Aim of the exercise -
The full set of records must be returned exactly, character for character.

[Items listed in a dataset]

★ ★ ★ ★ ★ ★ ★

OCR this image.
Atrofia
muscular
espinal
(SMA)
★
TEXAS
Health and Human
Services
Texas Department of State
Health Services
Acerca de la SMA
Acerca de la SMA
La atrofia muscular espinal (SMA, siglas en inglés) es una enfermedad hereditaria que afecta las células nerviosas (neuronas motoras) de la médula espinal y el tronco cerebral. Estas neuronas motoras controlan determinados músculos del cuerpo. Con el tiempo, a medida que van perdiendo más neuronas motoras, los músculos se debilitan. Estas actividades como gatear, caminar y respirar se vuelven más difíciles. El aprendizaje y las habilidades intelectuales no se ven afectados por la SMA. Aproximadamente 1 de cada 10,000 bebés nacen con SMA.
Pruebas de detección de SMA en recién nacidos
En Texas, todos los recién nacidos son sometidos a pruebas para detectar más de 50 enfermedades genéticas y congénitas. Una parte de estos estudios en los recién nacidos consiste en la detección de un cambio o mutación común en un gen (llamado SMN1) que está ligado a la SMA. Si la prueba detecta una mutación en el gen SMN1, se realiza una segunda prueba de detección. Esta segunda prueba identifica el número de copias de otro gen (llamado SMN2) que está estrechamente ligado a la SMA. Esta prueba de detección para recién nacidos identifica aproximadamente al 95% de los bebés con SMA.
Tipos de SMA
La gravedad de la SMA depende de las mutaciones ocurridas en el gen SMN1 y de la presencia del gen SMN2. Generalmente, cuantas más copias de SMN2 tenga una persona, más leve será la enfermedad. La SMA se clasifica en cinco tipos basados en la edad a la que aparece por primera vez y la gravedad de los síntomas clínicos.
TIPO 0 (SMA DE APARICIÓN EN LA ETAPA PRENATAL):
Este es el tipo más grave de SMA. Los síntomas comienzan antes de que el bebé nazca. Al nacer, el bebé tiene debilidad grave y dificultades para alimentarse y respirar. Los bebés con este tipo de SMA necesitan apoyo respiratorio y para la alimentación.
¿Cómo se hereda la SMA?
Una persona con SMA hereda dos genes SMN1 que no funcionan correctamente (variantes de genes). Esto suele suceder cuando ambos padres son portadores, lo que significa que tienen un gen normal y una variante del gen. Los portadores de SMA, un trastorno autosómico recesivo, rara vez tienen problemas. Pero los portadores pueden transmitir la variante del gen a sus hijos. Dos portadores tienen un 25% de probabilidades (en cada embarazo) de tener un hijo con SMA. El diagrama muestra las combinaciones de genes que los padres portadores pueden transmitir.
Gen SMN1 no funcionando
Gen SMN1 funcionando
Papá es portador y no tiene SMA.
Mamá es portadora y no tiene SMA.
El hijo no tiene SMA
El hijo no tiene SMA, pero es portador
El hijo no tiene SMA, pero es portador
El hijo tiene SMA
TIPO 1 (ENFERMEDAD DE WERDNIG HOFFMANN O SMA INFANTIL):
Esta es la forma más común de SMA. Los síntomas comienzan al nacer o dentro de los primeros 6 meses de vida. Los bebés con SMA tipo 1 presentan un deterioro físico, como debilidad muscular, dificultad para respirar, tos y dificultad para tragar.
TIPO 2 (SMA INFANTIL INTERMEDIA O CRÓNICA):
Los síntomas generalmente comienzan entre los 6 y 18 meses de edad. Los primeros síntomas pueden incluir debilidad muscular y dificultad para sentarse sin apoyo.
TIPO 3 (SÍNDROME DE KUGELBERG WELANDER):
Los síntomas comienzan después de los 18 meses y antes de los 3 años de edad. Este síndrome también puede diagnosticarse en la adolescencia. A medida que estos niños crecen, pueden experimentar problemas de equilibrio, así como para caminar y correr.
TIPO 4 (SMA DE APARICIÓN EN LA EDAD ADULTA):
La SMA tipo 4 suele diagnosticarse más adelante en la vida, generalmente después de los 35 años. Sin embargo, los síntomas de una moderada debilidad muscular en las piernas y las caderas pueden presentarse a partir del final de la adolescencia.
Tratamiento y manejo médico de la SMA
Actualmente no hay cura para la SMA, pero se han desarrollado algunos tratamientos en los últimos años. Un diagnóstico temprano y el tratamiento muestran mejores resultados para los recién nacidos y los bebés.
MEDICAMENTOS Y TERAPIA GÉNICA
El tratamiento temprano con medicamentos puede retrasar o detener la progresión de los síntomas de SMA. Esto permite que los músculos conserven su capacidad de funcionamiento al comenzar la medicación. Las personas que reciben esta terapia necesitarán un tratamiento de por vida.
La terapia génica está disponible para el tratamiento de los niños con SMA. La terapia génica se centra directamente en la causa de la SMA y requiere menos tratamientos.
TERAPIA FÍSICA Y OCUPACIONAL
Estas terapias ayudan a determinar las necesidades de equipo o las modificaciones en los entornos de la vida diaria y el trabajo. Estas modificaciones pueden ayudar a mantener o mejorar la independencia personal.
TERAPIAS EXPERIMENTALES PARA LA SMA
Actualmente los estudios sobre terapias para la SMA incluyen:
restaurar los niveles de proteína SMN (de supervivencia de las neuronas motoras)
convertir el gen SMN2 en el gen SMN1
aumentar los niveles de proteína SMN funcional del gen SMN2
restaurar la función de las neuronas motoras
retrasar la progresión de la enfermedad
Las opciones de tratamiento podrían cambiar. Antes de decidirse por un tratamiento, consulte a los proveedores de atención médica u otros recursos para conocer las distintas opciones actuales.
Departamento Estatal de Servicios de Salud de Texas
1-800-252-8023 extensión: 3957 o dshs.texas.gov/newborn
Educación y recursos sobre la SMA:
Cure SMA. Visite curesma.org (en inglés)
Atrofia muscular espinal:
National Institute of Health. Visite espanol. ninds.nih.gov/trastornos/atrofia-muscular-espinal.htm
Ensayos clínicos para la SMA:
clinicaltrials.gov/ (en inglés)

★ ★ ★ ★ ★ ★ ★

Solution to this task -
OCR this image.
Atrofia
muscular
espinal
(SMA)
★
TEXAS
Health and Human
Services
Texas Department of State
Health Services
Acerca de la SMA
Acerca de la SMA
La atrofia muscular espinal (SMA, siglas en inglés) es una enfermedad hereditaria que afecta las células nerviosas (neuronas motoras) de la médula espinal y el tronco cerebral. Estas neuronas motoras controlan determinados músculos del cuerpo. Con el tiempo, a medida que van perdiendo más neuronas motoras, los músculos se debilitan. Estas actividades como gatear, caminar y respirar se vuelven más difíciles. El aprendizaje y las habilidades intelectuales no se ven afectados por la SMA. Aproximadamente 1 de cada 10,000 bebés nacen con SMA.
Pruebas de detección de SMA en recién nacidos
En Texas, todos los recién nacidos son sometidos a pruebas para detectar más de 50 enfermedades genéticas y congénitas. Una parte de estos estudios en los recién nacidos consiste en la detección de un cambio o mutación común en un gen (llamado SMN1) que está ligado a la SMA. Si la prueba detecta una mutación en el gen SMN1, se realiza una segunda prueba de detección. Esta segunda prueba identifica el número de copias de otro gen (llamado SMN2) que está estrechamente ligado a la SMA. Esta prueba de detección para recién nacidos identifica aproximadamente al 95% de los bebés con SMA.
Tipos de SMA
La gravedad de la SMA depende de las mutaciones ocurridas en el gen SMN1 y de la presencia del gen SMN2. Generalmente, cuantas más copias de SMN2 tenga una persona, más leve será la enfermedad. La SMA se clasifica en cinco tipos basados en la edad a la que aparece por primera vez y la gravedad de los síntomas clínicos.
TIPO 0 (SMA DE APARICIÓN EN LA ETAPA PRENATAL):
Este es el tipo más grave de SMA. Los síntomas comienzan antes de que el bebé nazca. Al nacer, el bebé tiene debilidad grave y dificultades para alimentarse y respirar. Los bebés con este tipo de SMA necesitan apoyo respiratorio y para la alimentación.
¿Cómo se hereda la SMA?
Una persona con SMA hereda dos genes SMN1 que no funcionan correctamente (variantes de genes). Esto suele suceder cuando ambos padres son portadores, lo que significa que tienen un gen normal y una variante del gen. Los portadores de SMA, un trastorno autosómico recesivo, rara vez tienen problemas. Pero los portadores pueden transmitir la variante del gen a sus hijos. Dos portadores tienen un 25% de probabilidades (en cada embarazo) de tener un hijo con SMA. El diagrama muestra las combinaciones de genes que los padres portadores pueden transmitir.
Gen SMN1 no funcionando
Gen SMN1 funcionando
Papá es portador y no tiene SMA.
Mamá es portadora y no tiene SMA.
El hijo no tiene SMA
El hijo no tiene SMA, pero es portador
El hijo no tiene SMA, pero es portador
El hijo tiene SMA
TIPO 1 (ENFERMEDAD DE WERDNIG HOFFMANN O SMA INFANTIL):
Esta es la forma más común de SMA. Los síntomas comienzan al nacer o dentro de los primeros 6 meses de vida. Los bebés con SMA tipo 1 presentan un deterioro físico, como debilidad muscular, dificultad para respirar, tos y dificultad para tragar.
TIPO 2 (SMA INFANTIL INTERMEDIA O CRÓNICA):
Los síntomas generalmente comienzan entre los 6 y 18 meses de edad. Los primeros síntomas pueden incluir debilidad muscular y dificultad para sentarse sin apoyo.
TIPO 3 (SÍNDROME DE KUGELBERG WELANDER):
Los síntomas comienzan después de los 18 meses y antes de los 3 años de edad. Este síndrome también puede diagnosticarse en la adolescencia. A medida que estos niños crecen, pueden experimentar problemas de equilibrio, así como para caminar y correr.
TIPO 4 (SMA DE APARICIÓN EN LA EDAD ADULTA):
La SMA tipo 4 suele diagnosticarse más adelante en la vida, generalmente después de los 35 años. Sin embargo, los síntomas de una moderada debilidad muscular en las piernas y las caderas pueden presentarse a partir del final de la adolescencia.
Tratamiento y manejo médico de la SMA
Actualmente no hay cura para la SMA, pero se han desarrollado algunos tratamientos en los últimos años. Un diagnóstico temprano y el tratamiento muestran mejores resultados para los recién nacidos y los bebés.
MEDICAMENTOS Y TERAPIA GÉNICA
El tratamiento temprano con medicamentos puede retrasar o detener la progresión de los síntomas de SMA. Esto permite que los músculos conserven su capacidad de funcionamiento al comenzar la medicación. Las personas que reciben esta terapia necesitarán un tratamiento de por vida.
La terapia génica está disponible para el tratamiento de los niños con SMA. La terapia génica se centra directamente en la causa de la SMA y requiere menos tratamientos.
TERAPIA FÍSICA Y OCUPACIONAL
Estas terapias ayudan a determinar las necesidades de equipo o las modificaciones en los entornos de la vida diaria y el trabajo. Estas modificaciones pueden ayudar a mantener o mejorar la independencia personal.
TERAPIAS EXPERIMENTALES PARA LA SMA
Actualmente los estudios sobre terapias para la SMA incluyen:
restaurar los niveles de proteína SMN (de supervivencia de las neuronas motoras)
convertir el gen SMN2 en el gen SMN1
aumentar los niveles de proteína SMN funcional del gen SMN2
restaurar la función de las neuronas motoras
retrasar la progresión de la enfermedad
Las opciones de tratamiento podrían cambiar. Antes de decidirse por un tratamiento, consulte a los proveedores de atención médica u otros recursos para conocer las distintas opciones actuales.
Departamento Estatal de Servicios de Salud de Texas
1-800-252-8023 extensión: 3957 o dshs.texas.gov/newborn
Educación y recursos sobre la SMA:
Cure SMA. Visite curesma.org (en inglés)
Atrofia muscular espinal:
National Institute of Health. Visite espanol. ninds.nih.gov/trastornos/atrofia-muscular-espinal.htm
Ensayos clínicos para la SMA:
clinicaltrials.gov/ (en inglés)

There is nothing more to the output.